STORED ROWS
>>>>>
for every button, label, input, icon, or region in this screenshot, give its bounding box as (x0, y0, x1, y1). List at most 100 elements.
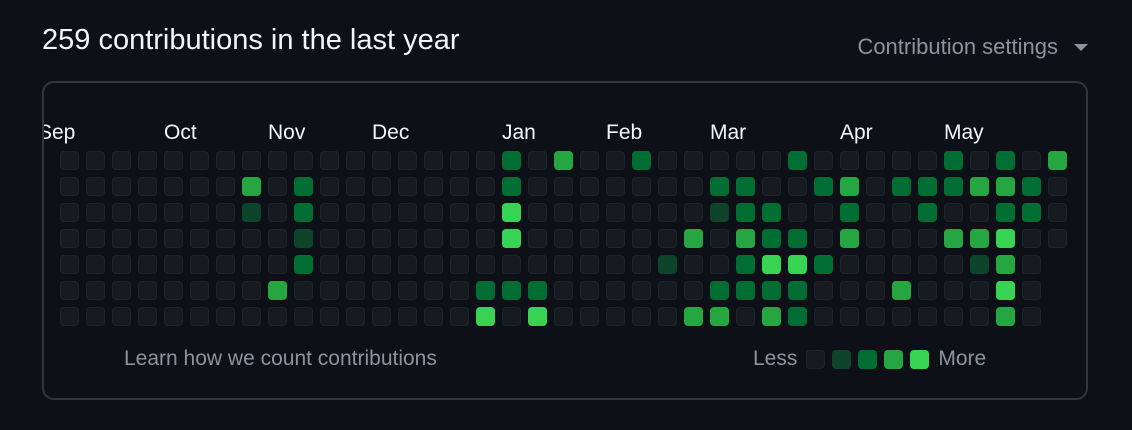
<<<<<
>>>>>
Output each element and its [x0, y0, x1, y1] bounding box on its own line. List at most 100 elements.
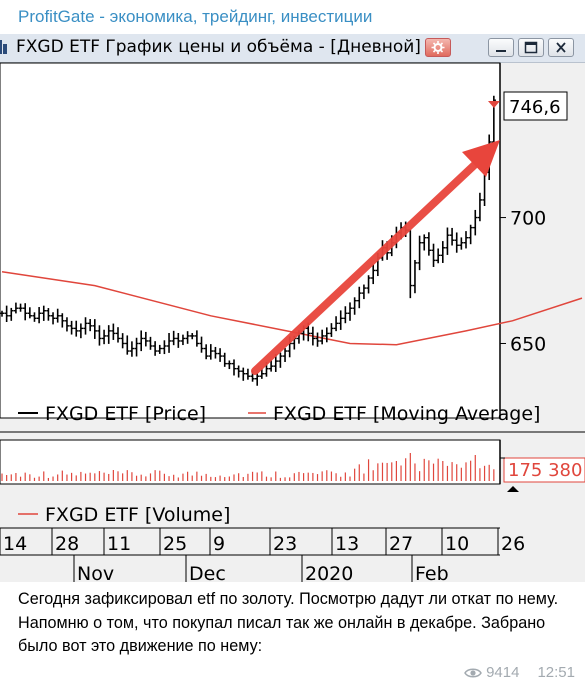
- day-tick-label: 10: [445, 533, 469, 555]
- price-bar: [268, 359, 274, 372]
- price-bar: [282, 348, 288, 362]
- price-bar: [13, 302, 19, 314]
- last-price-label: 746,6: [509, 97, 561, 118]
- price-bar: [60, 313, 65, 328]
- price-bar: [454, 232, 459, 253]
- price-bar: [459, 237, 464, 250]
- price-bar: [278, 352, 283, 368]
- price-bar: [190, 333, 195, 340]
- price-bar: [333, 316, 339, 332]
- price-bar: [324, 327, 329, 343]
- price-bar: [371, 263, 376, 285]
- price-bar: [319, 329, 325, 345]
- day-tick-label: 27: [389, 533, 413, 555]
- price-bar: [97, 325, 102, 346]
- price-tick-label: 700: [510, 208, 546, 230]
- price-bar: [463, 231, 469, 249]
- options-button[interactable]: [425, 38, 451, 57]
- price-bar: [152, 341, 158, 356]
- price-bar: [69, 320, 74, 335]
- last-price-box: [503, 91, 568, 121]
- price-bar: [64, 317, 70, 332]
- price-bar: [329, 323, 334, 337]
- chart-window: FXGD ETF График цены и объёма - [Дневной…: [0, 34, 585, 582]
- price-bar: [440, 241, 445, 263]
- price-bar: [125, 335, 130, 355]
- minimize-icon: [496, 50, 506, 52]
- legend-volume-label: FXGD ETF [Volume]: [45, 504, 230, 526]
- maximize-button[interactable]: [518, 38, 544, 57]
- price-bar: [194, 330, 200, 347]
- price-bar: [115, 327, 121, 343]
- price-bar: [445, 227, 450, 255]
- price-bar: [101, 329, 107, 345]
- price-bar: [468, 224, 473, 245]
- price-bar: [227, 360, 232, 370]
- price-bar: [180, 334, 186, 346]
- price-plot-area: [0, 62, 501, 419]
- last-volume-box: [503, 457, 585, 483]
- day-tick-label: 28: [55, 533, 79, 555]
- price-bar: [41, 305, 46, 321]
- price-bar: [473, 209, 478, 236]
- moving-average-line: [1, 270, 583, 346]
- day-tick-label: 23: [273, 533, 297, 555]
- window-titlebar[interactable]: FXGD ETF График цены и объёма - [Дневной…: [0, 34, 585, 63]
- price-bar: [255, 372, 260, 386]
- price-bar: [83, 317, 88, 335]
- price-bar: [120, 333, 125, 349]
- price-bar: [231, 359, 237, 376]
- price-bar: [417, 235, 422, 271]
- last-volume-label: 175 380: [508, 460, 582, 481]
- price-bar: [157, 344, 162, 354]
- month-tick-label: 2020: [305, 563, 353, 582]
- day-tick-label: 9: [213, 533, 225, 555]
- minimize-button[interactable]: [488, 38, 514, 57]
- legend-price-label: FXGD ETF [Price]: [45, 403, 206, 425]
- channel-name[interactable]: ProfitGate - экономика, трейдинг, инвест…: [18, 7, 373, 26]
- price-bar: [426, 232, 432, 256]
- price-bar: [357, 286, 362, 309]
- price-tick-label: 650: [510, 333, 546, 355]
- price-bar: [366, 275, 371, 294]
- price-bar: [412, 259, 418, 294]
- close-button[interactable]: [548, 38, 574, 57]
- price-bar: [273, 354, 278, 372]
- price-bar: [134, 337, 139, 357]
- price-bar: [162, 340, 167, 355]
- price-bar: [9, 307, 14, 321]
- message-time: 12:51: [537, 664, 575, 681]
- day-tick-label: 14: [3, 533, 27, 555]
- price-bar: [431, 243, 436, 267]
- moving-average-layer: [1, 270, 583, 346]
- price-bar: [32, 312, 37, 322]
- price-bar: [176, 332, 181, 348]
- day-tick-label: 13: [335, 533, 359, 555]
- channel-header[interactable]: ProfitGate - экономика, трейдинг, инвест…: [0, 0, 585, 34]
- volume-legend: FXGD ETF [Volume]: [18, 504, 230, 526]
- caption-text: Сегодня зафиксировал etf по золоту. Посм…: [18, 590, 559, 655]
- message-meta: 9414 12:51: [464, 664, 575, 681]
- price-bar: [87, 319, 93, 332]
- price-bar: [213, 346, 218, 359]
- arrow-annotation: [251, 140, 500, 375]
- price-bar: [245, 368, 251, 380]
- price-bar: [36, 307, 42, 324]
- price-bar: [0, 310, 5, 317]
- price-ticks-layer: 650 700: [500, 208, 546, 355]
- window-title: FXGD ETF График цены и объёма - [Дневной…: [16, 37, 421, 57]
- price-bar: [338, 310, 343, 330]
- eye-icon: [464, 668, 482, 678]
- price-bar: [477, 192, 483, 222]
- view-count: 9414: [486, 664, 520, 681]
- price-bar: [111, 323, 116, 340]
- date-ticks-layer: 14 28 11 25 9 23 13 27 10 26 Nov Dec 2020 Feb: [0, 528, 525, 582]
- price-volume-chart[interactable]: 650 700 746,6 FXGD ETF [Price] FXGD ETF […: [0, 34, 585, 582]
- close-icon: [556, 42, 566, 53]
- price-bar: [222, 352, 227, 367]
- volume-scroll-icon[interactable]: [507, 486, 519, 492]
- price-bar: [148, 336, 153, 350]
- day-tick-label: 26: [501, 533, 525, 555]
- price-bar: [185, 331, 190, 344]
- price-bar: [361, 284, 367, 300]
<<<<<
WHAT YOU WILL DO
List every line of the records that contains the string "most", counting only matches with the same case.

COMPLETE ANSWER
for every button, label, input, icon, or region in this screenshot, give its bounding box as (x0, y0, x1, y1). List at most 100 elements.
Output each element and its [x0, y0, x1, y1] bounding box on its own line. List at most 100 elements.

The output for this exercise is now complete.